• [Source]
----

Dieter Rams, Braun hair dryer (HLD 4), 1970; design: Dieter Rams, photo: Koichi Okuwaki

Again, this is entirely familiar. What brand doesn’t posit itself as the next best thing to simplify your life? The difference is that Rams takes part in the progressive, radical thinking of his contemporaries. His products, like art objects, come packed with living ideas: a stacking stool set brings communal sharing to the kitchen, a movable, interchangeable shelving unit turns the buyer into a co-creator. And with dictums like, “Question everything generally thought to be obvious,” we can’t but wonder if Rams was a revolutionary himself. Apart from sounding like a quote from John Cage, we wouldn’t be surprised to find such a line scrawled across a banner at Occupy Oakland.

----

• [Records provided]
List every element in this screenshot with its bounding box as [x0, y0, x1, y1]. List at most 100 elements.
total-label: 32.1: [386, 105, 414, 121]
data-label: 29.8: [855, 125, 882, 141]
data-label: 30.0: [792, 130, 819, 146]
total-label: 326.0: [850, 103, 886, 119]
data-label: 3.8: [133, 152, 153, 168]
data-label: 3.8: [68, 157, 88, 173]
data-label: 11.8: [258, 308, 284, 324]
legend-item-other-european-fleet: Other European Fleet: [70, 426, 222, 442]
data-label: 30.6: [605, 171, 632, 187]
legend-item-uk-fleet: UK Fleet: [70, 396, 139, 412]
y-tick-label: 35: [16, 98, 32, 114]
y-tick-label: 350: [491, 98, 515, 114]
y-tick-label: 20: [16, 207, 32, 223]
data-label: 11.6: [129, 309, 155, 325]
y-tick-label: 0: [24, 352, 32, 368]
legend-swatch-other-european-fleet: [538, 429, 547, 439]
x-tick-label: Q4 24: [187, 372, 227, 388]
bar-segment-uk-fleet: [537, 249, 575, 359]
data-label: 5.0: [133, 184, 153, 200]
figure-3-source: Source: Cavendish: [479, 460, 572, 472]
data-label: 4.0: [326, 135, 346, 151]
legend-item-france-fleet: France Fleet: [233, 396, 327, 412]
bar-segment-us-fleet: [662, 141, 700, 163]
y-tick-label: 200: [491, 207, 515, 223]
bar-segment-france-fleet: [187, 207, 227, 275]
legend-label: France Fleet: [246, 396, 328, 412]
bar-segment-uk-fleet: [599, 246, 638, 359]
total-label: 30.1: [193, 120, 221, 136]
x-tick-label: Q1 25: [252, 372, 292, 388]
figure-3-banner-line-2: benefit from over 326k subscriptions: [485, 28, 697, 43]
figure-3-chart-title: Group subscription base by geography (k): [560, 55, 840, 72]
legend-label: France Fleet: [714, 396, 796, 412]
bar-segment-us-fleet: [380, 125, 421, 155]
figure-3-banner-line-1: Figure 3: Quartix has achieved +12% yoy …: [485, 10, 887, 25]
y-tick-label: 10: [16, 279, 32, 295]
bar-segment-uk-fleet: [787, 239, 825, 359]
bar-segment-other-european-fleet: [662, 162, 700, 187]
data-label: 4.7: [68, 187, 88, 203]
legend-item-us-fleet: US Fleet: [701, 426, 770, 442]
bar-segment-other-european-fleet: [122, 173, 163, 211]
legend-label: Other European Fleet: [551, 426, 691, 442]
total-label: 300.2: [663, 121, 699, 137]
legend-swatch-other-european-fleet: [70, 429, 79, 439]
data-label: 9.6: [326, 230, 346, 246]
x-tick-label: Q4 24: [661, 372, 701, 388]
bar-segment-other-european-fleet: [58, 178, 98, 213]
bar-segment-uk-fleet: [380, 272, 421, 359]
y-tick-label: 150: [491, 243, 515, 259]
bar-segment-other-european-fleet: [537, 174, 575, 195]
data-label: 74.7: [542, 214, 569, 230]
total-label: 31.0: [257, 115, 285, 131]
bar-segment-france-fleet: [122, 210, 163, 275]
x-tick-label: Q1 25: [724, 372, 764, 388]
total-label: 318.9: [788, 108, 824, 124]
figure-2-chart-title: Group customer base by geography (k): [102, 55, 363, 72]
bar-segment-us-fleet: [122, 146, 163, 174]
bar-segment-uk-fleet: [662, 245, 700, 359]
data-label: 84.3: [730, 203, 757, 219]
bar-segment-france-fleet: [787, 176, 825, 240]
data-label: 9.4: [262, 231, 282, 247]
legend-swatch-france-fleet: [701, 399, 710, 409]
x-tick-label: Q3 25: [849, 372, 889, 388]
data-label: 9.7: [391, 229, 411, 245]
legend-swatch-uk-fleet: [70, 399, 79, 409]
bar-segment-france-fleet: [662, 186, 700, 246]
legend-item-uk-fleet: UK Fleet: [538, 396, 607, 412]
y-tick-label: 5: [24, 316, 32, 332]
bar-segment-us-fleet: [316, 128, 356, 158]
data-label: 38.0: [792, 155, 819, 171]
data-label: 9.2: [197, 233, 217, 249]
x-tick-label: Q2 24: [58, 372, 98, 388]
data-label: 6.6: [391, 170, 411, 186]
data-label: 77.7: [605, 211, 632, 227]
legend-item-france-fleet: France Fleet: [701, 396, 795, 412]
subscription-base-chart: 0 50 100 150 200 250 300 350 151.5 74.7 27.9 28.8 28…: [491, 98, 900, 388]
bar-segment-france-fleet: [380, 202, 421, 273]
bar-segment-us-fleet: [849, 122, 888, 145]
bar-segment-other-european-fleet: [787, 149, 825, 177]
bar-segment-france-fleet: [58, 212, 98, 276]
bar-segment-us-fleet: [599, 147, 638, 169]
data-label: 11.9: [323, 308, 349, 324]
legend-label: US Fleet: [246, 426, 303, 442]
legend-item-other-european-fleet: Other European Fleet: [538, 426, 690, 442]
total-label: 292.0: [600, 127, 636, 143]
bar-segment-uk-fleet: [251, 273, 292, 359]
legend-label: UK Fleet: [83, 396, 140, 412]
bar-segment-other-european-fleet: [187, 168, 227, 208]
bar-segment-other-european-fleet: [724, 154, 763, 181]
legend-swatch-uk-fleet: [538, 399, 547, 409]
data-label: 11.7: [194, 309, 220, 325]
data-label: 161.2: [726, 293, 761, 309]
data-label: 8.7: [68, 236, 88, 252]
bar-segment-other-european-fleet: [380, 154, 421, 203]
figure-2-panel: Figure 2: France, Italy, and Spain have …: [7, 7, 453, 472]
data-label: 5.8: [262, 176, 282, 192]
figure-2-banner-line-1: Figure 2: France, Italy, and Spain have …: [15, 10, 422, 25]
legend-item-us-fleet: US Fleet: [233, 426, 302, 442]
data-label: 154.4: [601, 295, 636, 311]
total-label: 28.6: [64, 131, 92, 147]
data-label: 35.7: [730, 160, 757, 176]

----

• [Exercise aim] Could you write the next part of the Dieter Rams piece, picking up right after its final sentence? The records have no connection to the Dieter Rams piece.

• [Response to this exercise]
And here’s where difference lies. While Rams’ designs influence an array of industrial design products today, the progressive philosophies that fueled his designs have been largely forgotten. Companies like Apple and [insert name of nearly any popular US manufacturer] produce slick-looking, useful, and orderly products that are designed to become obsolete in a matter of years, and sometimes months. A true Ramsian would go the extra step to ensure sustainability: “Fashion objects are not capable of being long-lived. We simply cannot afford this throw-away mentality anymore. Good design has to have in-built longevity.”

Perhaps one day ideas like this will be familiar to the point of common sense. For now, Less and More will act as a kind of idea incubator: a place to meditate on the great work that’s been done and the work that’s left to do.